## Given task:
Check each line for the word "在工作中" and report how many have it. Give nothing else.

Stored records
◇ ◇ ◇
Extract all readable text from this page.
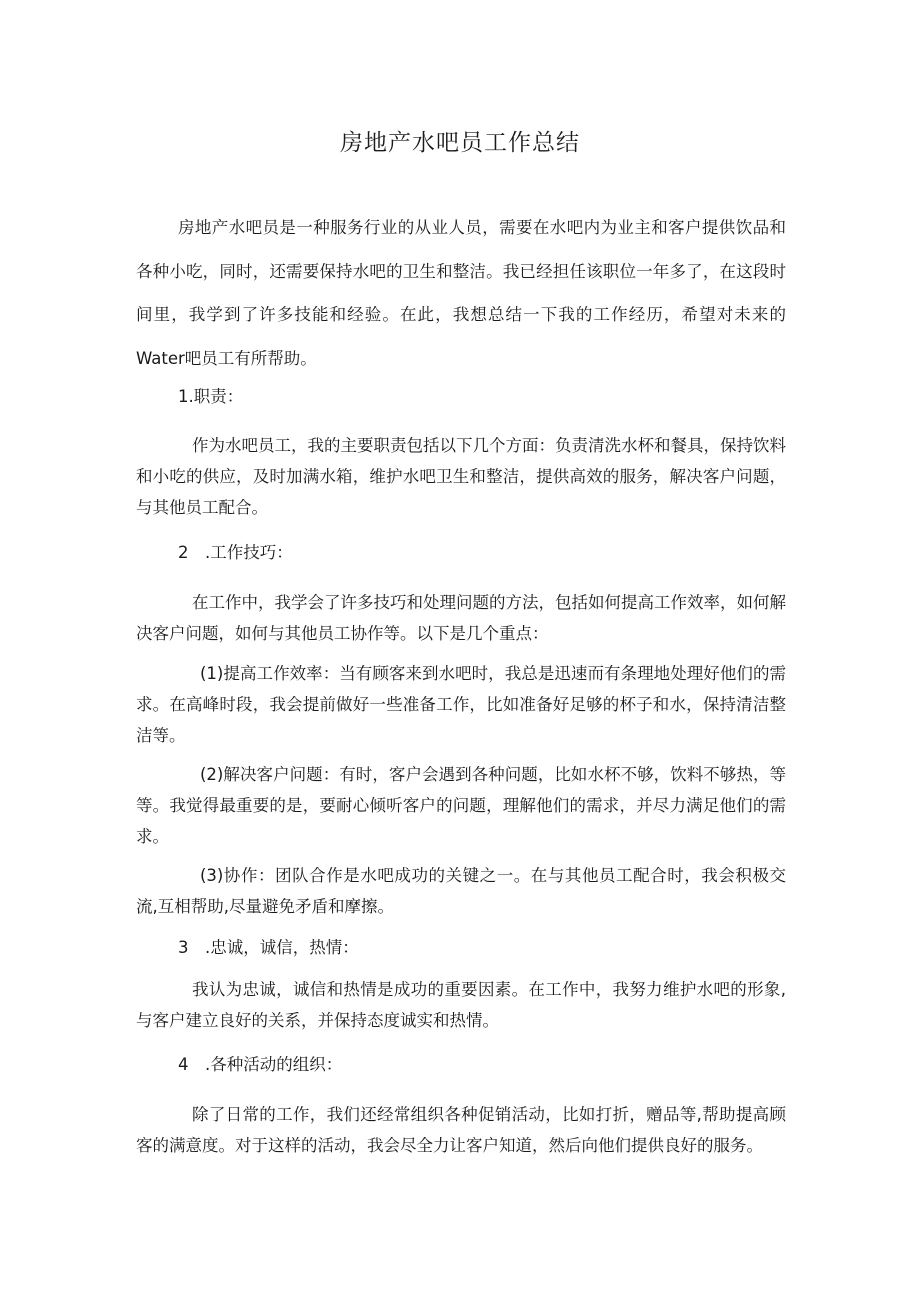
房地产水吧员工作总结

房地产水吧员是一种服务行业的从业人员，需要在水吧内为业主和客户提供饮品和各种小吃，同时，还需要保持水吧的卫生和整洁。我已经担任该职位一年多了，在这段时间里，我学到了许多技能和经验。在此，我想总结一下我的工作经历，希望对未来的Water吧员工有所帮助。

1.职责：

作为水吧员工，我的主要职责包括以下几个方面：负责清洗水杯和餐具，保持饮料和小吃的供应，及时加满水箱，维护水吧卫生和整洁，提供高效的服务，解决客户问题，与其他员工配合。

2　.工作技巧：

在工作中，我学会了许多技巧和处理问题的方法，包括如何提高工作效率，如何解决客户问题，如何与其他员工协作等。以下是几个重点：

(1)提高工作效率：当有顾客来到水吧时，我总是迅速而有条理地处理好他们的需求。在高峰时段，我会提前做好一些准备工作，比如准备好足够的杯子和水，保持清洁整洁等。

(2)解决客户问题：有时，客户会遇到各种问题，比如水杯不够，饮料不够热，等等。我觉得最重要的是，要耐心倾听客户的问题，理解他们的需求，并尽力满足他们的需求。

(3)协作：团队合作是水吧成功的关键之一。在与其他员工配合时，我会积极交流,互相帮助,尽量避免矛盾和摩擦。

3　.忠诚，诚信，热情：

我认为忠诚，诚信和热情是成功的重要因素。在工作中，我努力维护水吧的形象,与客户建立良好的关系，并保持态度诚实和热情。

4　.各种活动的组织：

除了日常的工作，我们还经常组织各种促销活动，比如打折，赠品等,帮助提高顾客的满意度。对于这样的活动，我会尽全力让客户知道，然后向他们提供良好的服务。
◇ ◇ ◇
## Written response:
2